■ Exercise goal: Filter for the word "MEAs" and keep each matching line.

■ Exercise inputs:
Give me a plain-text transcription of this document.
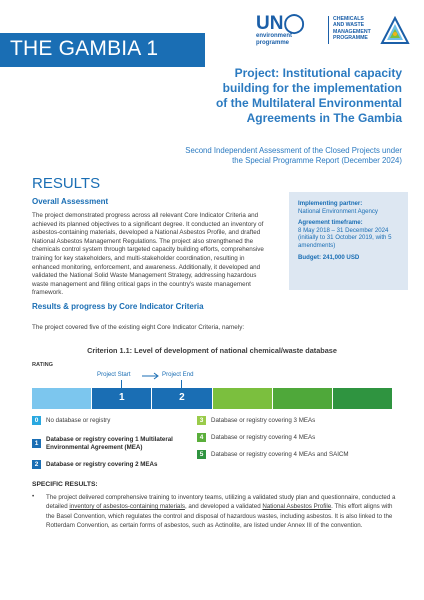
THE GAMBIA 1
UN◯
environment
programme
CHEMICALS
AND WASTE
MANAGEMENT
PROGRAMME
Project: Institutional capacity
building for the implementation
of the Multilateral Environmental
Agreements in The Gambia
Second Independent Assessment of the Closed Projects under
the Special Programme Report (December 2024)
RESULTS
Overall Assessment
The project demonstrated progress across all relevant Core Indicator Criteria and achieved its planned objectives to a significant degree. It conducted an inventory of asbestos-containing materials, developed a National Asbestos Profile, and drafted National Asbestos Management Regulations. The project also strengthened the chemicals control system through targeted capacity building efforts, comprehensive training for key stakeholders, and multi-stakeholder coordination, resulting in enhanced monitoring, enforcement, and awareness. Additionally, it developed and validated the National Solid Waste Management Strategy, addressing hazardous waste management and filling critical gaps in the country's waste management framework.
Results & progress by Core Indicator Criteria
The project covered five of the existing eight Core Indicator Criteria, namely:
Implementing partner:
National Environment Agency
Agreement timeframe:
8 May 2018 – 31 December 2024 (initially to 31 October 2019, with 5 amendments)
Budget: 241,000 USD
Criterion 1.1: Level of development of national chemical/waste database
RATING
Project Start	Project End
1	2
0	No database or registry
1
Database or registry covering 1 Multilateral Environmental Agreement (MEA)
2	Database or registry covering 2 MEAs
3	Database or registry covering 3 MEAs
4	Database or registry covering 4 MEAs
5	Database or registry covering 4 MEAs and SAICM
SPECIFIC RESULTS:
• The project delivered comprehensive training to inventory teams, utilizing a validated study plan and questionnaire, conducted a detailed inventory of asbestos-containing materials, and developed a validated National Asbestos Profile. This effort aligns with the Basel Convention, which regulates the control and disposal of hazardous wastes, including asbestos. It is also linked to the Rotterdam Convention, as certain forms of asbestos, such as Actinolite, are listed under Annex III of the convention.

* * *

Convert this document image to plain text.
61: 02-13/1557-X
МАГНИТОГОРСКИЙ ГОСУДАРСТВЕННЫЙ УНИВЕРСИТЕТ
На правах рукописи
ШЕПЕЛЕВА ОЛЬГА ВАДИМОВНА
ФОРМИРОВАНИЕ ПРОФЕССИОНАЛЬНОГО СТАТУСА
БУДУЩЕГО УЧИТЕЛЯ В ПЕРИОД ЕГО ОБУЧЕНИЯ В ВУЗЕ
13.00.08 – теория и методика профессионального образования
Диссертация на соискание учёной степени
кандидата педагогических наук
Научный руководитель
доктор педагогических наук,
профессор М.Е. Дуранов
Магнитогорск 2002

■ Result:
2	Database or registry covering 2 MEAs
3	Database or registry covering 3 MEAs
4	Database or registry covering 4 MEAs
5	Database or registry covering 4 MEAs and SAICM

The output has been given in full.